> [RECORDS SHOWN]

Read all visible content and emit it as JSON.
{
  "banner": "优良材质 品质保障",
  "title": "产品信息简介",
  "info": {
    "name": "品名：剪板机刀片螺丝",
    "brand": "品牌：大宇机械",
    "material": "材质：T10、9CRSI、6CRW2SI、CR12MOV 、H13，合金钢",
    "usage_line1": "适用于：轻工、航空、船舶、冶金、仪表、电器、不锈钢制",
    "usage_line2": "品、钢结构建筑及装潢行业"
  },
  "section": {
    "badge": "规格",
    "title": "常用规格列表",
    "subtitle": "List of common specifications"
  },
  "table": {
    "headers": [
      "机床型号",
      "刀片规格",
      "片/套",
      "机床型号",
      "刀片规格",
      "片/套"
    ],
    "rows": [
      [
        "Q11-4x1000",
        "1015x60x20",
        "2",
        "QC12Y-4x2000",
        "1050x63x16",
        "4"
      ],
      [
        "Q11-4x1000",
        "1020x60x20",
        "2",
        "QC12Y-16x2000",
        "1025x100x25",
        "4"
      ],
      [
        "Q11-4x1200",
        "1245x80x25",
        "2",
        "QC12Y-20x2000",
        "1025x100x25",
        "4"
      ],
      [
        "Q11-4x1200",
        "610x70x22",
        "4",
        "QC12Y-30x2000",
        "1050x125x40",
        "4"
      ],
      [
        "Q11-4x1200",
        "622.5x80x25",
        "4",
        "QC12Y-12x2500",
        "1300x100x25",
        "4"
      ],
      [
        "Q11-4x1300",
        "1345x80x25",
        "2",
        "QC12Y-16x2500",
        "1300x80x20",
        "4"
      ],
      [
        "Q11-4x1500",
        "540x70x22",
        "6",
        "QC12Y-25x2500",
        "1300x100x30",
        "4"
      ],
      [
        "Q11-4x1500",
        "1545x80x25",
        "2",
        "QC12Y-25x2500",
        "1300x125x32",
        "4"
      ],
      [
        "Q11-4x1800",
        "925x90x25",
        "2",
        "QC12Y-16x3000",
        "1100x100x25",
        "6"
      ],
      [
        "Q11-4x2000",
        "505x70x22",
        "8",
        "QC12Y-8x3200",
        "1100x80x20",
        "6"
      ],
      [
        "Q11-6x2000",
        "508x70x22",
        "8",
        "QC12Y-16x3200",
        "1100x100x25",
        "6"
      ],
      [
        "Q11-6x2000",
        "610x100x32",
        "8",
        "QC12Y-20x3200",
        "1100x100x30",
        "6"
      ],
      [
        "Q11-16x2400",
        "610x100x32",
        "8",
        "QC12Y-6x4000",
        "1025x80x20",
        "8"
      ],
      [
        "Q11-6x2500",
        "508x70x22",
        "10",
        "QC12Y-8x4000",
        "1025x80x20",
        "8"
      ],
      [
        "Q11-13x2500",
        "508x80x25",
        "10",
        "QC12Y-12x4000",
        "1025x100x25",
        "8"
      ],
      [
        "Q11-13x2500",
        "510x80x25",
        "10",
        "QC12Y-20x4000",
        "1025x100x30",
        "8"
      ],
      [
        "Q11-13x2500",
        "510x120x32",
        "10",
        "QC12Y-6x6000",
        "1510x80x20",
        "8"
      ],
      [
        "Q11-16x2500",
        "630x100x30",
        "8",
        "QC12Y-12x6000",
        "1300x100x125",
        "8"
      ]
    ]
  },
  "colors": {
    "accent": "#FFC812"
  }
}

> [PROBLEM STATEMENT] Write out every line exactly as it stands.

> [SOLUTION BELOW]
Read all visible content and emit it as JSON.
{
  "banner": "优良材质 品质保障",
  "title": "产品信息简介",
  "info": {
    "name": "品名：剪板机刀片螺丝",
    "brand": "品牌：大宇机械",
    "material": "材质：T10、9CRSI、6CRW2SI、CR12MOV 、H13，合金钢",
    "usage_line1": "适用于：轻工、航空、船舶、冶金、仪表、电器、不锈钢制",
    "usage_line2": "品、钢结构建筑及装潢行业"
  },
  "section": {
    "badge": "规格",
    "title": "常用规格列表",
    "subtitle": "List of common specifications"
  },
  "table": {
    "headers": [
      "机床型号",
      "刀片规格",
      "片/套",
      "机床型号",
      "刀片规格",
      "片/套"
    ],
    "rows": [
      [
        "Q11-4x1000",
        "1015x60x20",
        "2",
        "QC12Y-4x2000",
        "1050x63x16",
        "4"
      ],
      [
        "Q11-4x1000",
        "1020x60x20",
        "2",
        "QC12Y-16x2000",
        "1025x100x25",
        "4"
      ],
      [
        "Q11-4x1200",
        "1245x80x25",
        "2",
        "QC12Y-20x2000",
        "1025x100x25",
        "4"
      ],
      [
        "Q11-4x1200",
        "610x70x22",
        "4",
        "QC12Y-30x2000",
        "1050x125x40",
        "4"
      ],
      [
        "Q11-4x1200",
        "622.5x80x25",
        "4",
        "QC12Y-12x2500",
        "1300x100x25",
        "4"
      ],
      [
        "Q11-4x1300",
        "1345x80x25",
        "2",
        "QC12Y-16x2500",
        "1300x80x20",
        "4"
      ],
      [
        "Q11-4x1500",
        "540x70x22",
        "6",
        "QC12Y-25x2500",
        "1300x100x30",
        "4"
      ],
      [
        "Q11-4x1500",
        "1545x80x25",
        "2",
        "QC12Y-25x2500",
        "1300x125x32",
        "4"
      ],
      [
        "Q11-4x1800",
        "925x90x25",
        "2",
        "QC12Y-16x3000",
        "1100x100x25",
        "6"
      ],
      [
        "Q11-4x2000",
        "505x70x22",
        "8",
        "QC12Y-8x3200",
        "1100x80x20",
        "6"
      ],
      [
        "Q11-6x2000",
        "508x70x22",
        "8",
        "QC12Y-16x3200",
        "1100x100x25",
        "6"
      ],
      [
        "Q11-6x2000",
        "610x100x32",
        "8",
        "QC12Y-20x3200",
        "1100x100x30",
        "6"
      ],
      [
        "Q11-16x2400",
        "610x100x32",
        "8",
        "QC12Y-6x4000",
        "1025x80x20",
        "8"
      ],
      [
        "Q11-6x2500",
        "508x70x22",
        "10",
        "QC12Y-8x4000",
        "1025x80x20",
        "8"
      ],
      [
        "Q11-13x2500",
        "508x80x25",
        "10",
        "QC12Y-12x4000",
        "1025x100x25",
        "8"
      ],
      [
        "Q11-13x2500",
        "510x80x25",
        "10",
        "QC12Y-20x4000",
        "1025x100x30",
        "8"
      ],
      [
        "Q11-13x2500",
        "510x120x32",
        "10",
        "QC12Y-6x6000",
        "1510x80x20",
        "8"
      ],
      [
        "Q11-16x2500",
        "630x100x30",
        "8",
        "QC12Y-12x6000",
        "1300x100x125",
        "8"
      ]
    ]
  },
  "colors": {
    "accent": "#FFC812"
  }
}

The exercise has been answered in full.